**O QUE FAZER**.
A) Responda com base no trecho:
(i) Que ferramenta desapareceu em 03/06/01, e qual era seu valor aproximado?
(ii) O que um amigo não encontrou mais em 08/06/01?
(iii) Com que o irmão mais novo do Pequeno veio fiscalizar o serviço em 11/06/01?
B) Reproduza palavra por palavra o trecho, começando nas palavras "No dia 03/06/01, um" e parando depois de "desses 3 irmãos.".

**TRECHO**.
*-*-*

No dia 03/06/01, um domingo, percebi
que um grampo “C”, que é uma ferramenta que eu utilizara para sustentar as duas
faces da viga de coroamento do muro, no valor aproximado de R$40,00, havia
desaparecido. No dia 08/06/01, um amigo nosso não encontrou mais a roupa dele
que havia deixado dependurada no nosso quintal, durante a noite. No dia
11/06/01, reforçamos a cerca que separava o nosso quintal da casa em questão, e
o irmão mais novo do Pequeno, Alano, conhecido pela alcunha de Chapolim, o mais
belicoso dos três, veio fiscalizar o serviço munido de um facão. Como o cidadão
“FOCA” (Ver APÊNDICE 1) alegara que tinha feito o tablado divisório para se
defender dos maconheiros, tiramos também nesse dia, uma foto da abertura que
intercomunicava o espaço cercado pelo “FOCA” com o quintal desses 3 irmãos.

*-*-*

**DADOS ARMAZENADOS**.
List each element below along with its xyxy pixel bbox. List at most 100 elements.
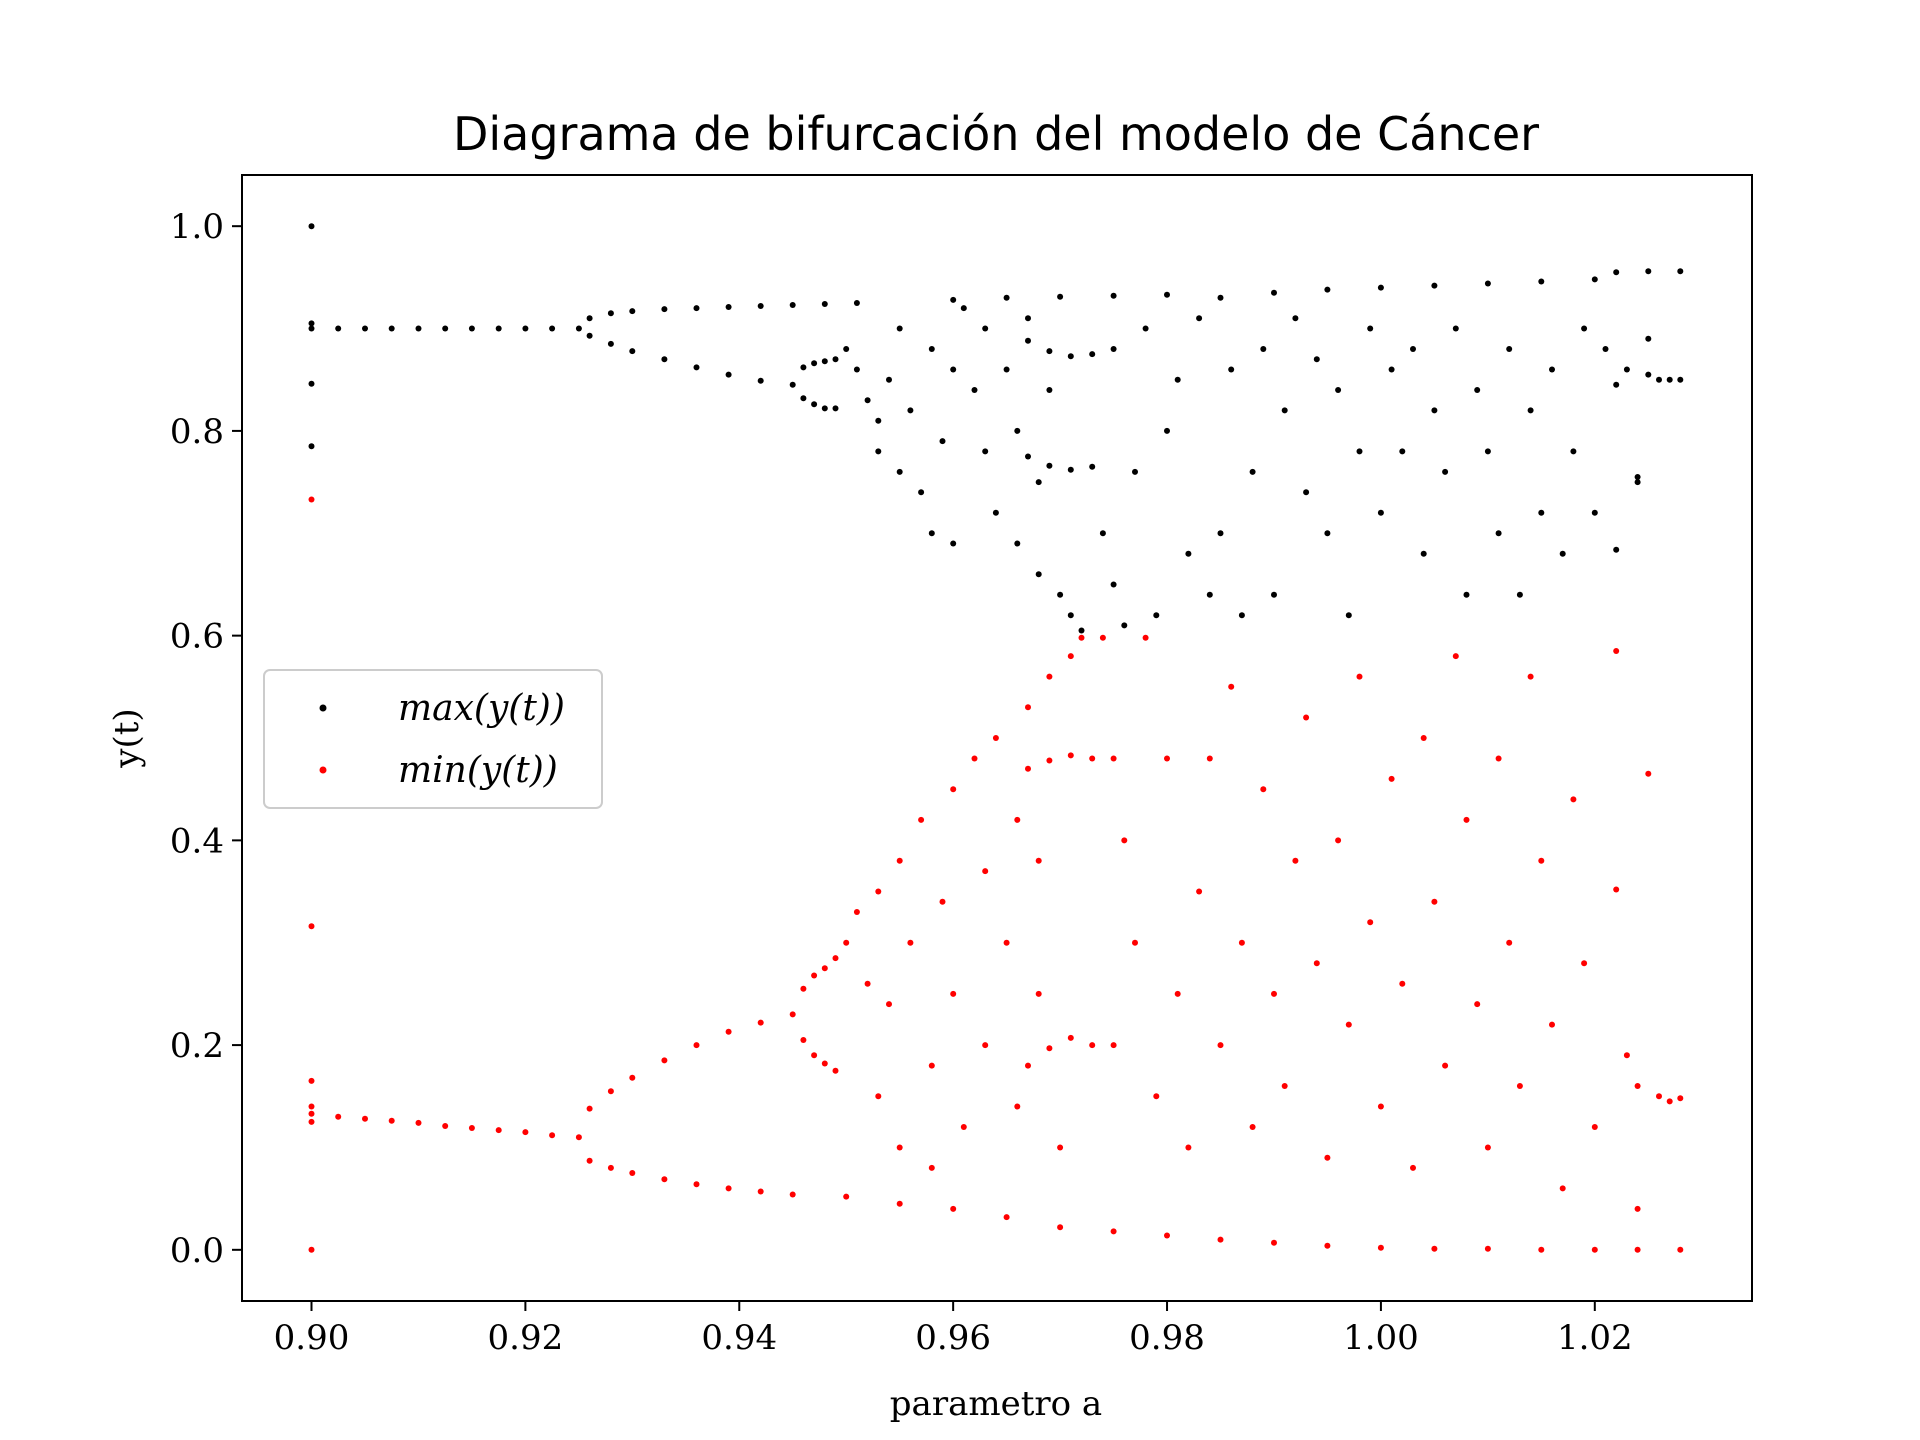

*-*-*

**RESPOSTAS ESCRITAS**.
A)
(i) Um grampo "C", no valor aproximado de R$40,00.
(ii) A roupa dele, que havia deixado dependurada no quintal durante a noite.
(iii) Com um facão.

B)
No dia 03/06/01, um domingo, percebi
que um grampo “C”, que é uma ferramenta que eu utilizara para sustentar as duas
faces da viga de coroamento do muro, no valor aproximado de R$40,00, havia
desaparecido. No dia 08/06/01, um amigo nosso não encontrou mais a roupa dele
que havia deixado dependurada no nosso quintal, durante a noite. No dia
11/06/01, reforçamos a cerca que separava o nosso quintal da casa em questão, e
o irmão mais novo do Pequeno, Alano, conhecido pela alcunha de Chapolim, o mais
belicoso dos três, veio fiscalizar o serviço munido de um facão. Como o cidadão
“FOCA” (Ver APÊNDICE 1) alegara que tinha feito o tablado divisório para se
defender dos maconheiros, tiramos também nesse dia, uma foto da abertura que
intercomunicava o espaço cercado pelo “FOCA” com o quintal desses 3 irmãos.